> [Direction]: Present each line of the entries below that holds the word "name".

Entries with figure data
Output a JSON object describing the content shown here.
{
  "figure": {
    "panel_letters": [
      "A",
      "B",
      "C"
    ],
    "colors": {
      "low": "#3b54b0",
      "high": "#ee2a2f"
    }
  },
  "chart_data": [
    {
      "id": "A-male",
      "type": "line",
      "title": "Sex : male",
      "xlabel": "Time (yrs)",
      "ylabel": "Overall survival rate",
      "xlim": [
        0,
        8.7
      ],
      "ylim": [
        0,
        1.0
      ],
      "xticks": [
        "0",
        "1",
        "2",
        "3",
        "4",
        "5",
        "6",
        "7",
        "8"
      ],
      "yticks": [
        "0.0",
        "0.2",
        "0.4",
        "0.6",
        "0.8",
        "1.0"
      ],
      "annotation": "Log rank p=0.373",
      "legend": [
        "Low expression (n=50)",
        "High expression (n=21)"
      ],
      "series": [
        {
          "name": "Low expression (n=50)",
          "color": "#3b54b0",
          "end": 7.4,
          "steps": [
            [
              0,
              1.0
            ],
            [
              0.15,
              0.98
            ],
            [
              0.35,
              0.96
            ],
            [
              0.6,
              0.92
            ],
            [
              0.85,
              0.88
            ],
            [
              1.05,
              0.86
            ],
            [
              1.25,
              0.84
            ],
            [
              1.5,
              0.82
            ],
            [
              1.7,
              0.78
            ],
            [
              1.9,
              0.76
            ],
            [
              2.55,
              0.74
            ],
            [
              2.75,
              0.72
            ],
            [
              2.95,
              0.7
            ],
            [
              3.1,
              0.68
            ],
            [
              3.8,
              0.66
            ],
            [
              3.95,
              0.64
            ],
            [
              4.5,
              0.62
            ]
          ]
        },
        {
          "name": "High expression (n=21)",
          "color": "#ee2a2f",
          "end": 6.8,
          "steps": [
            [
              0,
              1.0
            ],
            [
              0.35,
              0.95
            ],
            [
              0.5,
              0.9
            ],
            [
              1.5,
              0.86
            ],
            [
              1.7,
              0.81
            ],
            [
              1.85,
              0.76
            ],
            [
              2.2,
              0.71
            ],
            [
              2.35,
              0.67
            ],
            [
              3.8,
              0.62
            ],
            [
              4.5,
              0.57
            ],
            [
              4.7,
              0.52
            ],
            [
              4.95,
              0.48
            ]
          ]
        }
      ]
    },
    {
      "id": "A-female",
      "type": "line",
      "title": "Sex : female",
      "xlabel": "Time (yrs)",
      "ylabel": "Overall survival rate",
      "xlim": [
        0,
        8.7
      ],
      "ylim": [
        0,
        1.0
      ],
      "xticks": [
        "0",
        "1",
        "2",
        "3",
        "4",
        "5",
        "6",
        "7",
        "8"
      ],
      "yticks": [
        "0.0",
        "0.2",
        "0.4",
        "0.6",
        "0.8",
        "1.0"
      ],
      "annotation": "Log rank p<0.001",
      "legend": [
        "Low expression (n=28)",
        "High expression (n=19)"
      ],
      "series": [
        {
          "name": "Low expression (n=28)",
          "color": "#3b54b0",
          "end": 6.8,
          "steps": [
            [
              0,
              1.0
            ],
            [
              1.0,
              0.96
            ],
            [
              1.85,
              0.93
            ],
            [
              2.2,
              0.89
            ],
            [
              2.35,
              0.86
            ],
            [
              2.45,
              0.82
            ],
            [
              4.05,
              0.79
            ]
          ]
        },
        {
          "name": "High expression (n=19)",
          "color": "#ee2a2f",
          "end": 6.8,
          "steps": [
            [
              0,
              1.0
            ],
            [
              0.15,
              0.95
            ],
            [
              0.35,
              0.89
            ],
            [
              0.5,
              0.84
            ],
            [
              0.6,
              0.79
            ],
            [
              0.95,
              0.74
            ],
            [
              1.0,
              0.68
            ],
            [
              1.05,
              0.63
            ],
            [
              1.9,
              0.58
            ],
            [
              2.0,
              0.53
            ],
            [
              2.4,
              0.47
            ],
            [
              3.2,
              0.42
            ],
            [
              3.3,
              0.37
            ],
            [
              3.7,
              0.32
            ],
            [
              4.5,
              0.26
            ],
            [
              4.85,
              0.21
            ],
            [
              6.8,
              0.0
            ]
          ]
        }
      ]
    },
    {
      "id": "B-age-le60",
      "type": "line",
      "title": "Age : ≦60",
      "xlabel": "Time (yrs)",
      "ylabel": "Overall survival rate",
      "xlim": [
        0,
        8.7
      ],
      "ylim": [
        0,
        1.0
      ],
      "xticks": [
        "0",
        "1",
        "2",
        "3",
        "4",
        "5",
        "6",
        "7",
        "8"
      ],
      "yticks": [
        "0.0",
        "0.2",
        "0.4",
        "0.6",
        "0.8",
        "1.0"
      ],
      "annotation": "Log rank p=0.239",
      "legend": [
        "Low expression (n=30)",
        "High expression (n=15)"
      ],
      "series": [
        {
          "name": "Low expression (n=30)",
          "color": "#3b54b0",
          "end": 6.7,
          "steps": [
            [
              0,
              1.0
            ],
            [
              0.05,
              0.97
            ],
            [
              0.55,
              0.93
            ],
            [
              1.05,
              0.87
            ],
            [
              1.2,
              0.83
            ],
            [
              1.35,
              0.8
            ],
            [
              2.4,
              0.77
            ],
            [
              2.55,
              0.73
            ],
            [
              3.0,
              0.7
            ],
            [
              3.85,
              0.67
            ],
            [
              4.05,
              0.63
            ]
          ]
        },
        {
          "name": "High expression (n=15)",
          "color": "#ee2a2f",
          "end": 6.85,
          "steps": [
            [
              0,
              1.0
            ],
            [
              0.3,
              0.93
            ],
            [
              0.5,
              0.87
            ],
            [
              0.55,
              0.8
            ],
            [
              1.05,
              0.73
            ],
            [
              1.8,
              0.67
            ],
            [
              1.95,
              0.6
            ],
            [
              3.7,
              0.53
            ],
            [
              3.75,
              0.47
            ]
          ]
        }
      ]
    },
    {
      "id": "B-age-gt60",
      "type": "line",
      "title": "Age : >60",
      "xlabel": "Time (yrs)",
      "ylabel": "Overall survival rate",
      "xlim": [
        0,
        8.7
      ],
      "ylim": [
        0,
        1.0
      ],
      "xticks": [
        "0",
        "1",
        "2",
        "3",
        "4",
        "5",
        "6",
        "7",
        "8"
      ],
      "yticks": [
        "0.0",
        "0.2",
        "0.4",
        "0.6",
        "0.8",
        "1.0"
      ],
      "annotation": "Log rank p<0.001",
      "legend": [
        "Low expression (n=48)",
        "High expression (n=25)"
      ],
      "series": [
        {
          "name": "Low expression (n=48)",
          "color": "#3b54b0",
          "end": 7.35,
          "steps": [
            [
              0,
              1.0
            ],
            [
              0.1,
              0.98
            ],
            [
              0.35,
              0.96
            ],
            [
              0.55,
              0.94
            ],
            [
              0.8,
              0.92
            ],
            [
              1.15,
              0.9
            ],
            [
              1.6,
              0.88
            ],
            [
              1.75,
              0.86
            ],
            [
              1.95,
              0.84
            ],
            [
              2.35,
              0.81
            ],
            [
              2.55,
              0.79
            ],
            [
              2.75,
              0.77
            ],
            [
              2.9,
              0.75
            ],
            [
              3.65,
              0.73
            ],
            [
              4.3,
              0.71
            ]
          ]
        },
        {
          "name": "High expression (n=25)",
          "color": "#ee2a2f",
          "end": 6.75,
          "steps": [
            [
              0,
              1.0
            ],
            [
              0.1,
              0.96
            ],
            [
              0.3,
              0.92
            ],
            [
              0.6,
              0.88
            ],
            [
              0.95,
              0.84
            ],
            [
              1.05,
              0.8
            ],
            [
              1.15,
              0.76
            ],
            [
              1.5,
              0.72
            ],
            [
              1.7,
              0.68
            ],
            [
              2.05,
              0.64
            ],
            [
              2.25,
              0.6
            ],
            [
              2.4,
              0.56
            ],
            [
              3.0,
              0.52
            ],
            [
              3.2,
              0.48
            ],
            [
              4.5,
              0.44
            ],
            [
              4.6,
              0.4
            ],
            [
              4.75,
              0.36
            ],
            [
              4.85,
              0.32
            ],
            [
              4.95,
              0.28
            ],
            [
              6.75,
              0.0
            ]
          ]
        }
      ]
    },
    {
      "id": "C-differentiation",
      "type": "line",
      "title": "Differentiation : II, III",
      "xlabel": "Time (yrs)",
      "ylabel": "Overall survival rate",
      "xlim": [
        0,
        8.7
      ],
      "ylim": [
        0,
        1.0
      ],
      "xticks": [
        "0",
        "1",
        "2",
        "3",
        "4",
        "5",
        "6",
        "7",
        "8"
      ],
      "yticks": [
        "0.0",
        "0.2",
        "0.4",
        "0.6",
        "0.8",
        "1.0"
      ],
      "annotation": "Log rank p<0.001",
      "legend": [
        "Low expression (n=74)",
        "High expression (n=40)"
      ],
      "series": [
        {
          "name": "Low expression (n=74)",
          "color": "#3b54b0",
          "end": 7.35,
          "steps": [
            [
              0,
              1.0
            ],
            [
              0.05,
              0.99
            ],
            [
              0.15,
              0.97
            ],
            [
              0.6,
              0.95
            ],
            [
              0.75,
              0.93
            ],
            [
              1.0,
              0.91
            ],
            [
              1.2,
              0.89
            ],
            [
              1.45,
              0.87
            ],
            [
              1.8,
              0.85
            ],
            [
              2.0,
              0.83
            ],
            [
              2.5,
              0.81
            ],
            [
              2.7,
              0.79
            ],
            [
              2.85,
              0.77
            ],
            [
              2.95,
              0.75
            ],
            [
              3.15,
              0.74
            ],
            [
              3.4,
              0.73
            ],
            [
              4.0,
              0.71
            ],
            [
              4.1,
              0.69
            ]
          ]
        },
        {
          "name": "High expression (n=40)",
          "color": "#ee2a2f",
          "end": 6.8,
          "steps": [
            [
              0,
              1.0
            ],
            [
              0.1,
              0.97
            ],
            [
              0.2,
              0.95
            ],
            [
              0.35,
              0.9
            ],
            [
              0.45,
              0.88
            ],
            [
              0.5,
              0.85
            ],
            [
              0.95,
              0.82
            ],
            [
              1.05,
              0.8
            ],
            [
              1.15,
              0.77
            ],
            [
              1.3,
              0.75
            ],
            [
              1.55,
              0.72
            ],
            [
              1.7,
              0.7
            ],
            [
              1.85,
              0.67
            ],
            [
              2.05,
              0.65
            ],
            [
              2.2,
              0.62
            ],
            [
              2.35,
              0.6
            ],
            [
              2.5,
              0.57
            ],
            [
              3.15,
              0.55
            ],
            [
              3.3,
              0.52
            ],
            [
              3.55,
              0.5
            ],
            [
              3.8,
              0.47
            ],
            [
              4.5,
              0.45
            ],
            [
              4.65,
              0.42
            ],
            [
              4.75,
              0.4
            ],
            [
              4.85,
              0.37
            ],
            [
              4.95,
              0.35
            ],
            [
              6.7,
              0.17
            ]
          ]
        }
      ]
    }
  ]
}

> [The reply]:
          "name": "Low expression (n=50)",
          "name": "High expression (n=21)",
          "name": "Low expression (n=28)",
          "name": "High expression (n=19)",
          "name": "Low expression (n=30)",
          "name": "High expression (n=15)",
          "name": "Low expression (n=48)",
          "name": "High expression (n=25)",
          "name": "Low expression (n=74)",
          "name": "High expression (n=40)",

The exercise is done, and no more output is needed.